-- START --

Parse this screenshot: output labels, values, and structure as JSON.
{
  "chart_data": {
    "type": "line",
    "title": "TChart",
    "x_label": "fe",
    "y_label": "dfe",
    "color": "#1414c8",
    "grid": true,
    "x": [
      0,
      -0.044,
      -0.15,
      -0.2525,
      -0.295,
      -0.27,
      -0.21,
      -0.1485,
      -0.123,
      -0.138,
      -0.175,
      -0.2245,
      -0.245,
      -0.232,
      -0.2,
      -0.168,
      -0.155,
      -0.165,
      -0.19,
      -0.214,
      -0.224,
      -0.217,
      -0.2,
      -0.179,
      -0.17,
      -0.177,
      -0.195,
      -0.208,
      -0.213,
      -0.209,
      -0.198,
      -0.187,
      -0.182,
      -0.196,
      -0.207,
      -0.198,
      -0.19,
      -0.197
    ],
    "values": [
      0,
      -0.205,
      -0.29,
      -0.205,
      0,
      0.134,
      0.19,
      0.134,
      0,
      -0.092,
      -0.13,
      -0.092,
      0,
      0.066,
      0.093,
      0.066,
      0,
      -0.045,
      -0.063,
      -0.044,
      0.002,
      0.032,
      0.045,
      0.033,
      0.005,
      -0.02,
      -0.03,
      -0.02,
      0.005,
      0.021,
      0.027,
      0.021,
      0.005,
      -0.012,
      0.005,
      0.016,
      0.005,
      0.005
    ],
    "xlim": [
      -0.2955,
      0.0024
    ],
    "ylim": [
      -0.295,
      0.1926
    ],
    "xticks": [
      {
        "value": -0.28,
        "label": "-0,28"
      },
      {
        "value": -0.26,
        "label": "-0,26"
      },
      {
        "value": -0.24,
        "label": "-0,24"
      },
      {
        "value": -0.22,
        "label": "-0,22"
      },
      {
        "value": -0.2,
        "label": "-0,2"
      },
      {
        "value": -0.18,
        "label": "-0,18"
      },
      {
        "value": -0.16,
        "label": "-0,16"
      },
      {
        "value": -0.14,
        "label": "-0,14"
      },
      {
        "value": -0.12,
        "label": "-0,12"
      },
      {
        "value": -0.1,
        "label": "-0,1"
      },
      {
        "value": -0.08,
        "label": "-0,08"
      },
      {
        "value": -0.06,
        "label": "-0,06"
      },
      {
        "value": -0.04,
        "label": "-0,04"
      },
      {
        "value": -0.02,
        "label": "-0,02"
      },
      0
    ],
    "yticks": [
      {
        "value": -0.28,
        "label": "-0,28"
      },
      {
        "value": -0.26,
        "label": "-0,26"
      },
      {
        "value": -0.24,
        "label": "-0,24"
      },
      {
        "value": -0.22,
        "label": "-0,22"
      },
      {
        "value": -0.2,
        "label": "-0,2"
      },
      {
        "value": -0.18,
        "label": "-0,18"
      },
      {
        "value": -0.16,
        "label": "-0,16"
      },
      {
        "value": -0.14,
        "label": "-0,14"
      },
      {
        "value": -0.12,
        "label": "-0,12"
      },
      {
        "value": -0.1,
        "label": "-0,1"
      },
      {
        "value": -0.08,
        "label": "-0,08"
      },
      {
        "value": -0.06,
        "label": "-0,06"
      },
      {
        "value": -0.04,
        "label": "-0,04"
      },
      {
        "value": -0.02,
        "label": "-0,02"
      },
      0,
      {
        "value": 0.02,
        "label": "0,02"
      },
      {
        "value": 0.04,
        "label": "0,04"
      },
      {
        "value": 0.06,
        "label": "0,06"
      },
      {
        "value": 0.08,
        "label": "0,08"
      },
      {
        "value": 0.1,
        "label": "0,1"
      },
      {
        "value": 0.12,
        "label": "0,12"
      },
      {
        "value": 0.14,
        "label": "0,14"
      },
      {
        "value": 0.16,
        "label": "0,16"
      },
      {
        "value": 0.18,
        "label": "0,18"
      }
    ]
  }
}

-- END --

_DIRECTIVE:_ Answer only with how many lines in the records include "values".

_OUTPUT:_ 2